[Collected data entries]
----------------

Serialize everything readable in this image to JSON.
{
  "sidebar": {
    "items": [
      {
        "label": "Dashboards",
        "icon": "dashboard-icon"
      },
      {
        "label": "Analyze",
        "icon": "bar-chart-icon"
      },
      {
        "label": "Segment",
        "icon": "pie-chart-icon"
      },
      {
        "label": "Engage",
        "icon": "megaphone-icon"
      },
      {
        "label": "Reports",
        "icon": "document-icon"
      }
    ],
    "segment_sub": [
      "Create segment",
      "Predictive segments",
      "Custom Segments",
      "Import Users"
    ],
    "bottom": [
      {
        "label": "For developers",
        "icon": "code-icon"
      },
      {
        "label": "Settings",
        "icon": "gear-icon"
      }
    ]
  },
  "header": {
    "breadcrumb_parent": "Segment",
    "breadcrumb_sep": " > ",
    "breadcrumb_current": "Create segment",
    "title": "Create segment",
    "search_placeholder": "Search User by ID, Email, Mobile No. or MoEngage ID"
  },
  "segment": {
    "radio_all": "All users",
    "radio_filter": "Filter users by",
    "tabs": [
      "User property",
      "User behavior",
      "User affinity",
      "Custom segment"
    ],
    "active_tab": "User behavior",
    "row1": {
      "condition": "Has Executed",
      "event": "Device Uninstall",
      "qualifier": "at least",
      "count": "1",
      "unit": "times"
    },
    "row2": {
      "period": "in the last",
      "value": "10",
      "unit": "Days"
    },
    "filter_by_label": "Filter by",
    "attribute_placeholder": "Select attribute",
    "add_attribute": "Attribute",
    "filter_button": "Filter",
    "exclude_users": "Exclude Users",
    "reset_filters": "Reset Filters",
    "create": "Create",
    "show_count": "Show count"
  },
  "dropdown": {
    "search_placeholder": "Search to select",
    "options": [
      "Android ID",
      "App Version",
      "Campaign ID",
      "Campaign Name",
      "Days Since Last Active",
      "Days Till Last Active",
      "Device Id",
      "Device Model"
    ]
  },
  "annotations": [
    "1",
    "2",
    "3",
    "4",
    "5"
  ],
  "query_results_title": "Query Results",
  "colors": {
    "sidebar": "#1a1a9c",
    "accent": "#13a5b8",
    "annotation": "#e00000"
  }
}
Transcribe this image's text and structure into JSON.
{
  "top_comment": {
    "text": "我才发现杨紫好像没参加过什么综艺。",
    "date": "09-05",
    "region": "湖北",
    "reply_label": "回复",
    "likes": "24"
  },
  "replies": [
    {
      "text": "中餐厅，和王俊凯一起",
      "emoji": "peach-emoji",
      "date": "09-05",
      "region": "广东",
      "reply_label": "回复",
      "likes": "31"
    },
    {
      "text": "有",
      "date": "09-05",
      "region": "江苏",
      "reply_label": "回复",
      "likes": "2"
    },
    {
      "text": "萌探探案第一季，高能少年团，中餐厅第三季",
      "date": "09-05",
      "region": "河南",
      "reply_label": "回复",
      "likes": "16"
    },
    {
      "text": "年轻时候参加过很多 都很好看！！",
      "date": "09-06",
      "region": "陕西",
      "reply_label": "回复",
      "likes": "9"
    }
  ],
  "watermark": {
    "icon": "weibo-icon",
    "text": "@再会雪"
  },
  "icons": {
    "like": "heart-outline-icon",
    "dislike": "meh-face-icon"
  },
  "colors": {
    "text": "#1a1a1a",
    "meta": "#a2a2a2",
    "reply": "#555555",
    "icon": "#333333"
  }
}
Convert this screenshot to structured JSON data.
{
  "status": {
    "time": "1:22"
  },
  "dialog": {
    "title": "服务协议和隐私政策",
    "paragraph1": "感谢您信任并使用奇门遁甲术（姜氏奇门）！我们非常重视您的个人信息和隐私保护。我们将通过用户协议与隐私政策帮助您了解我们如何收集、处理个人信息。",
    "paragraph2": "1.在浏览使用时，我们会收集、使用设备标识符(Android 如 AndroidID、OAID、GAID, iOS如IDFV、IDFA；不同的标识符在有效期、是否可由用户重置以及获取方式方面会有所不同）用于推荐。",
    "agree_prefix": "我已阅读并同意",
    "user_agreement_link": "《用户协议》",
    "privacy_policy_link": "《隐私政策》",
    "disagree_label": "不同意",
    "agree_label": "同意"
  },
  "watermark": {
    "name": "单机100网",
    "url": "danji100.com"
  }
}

----------------

→ Work instructions: Pick each line holding the word "this" out of the data and copy it.

→ Task result:
Serialize everything readable in this image to JSON.
Transcribe this image's text and structure into JSON.
Convert this screenshot to structured JSON data.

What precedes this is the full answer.